WHAT THE EXERCISE ASKS:
Look through the material and copy each line holding "evenwel".

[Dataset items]
==================================================
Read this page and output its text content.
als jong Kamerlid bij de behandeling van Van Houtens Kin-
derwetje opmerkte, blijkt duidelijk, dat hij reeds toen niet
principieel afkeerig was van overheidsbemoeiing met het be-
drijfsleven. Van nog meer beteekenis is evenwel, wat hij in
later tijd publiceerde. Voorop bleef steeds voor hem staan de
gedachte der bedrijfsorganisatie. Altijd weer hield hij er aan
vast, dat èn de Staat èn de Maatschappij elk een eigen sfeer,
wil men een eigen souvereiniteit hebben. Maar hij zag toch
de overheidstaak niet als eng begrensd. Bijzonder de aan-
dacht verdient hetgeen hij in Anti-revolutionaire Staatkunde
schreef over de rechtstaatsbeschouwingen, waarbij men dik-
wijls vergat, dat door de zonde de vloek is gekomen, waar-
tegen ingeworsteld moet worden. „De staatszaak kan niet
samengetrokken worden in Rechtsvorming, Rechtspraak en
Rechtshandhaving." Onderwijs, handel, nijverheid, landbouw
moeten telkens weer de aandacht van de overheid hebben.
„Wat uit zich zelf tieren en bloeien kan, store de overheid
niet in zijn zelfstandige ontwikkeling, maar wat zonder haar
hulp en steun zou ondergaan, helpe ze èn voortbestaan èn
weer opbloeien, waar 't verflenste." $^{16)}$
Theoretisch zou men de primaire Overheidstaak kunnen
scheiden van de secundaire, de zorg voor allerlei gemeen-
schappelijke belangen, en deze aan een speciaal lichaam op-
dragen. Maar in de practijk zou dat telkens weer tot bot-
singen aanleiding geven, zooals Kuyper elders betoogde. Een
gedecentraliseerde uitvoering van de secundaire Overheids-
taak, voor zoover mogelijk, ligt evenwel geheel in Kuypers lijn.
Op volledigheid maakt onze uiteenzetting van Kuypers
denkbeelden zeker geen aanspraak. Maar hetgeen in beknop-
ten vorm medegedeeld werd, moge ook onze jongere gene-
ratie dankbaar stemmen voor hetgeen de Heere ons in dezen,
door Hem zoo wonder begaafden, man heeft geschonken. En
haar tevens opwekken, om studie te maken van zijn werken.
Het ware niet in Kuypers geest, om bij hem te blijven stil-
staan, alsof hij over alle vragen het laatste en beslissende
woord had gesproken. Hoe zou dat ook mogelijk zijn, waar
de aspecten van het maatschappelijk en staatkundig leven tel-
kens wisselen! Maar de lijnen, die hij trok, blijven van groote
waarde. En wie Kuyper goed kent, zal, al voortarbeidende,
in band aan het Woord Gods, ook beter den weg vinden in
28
==================================================
SOLUTION TO THIS PROBLEM:
drijfsleven. Van nog meer beteekenis is evenwel, wat hij in
taak, voor zoover mogelijk, ligt evenwel geheel in Kuypers lijn.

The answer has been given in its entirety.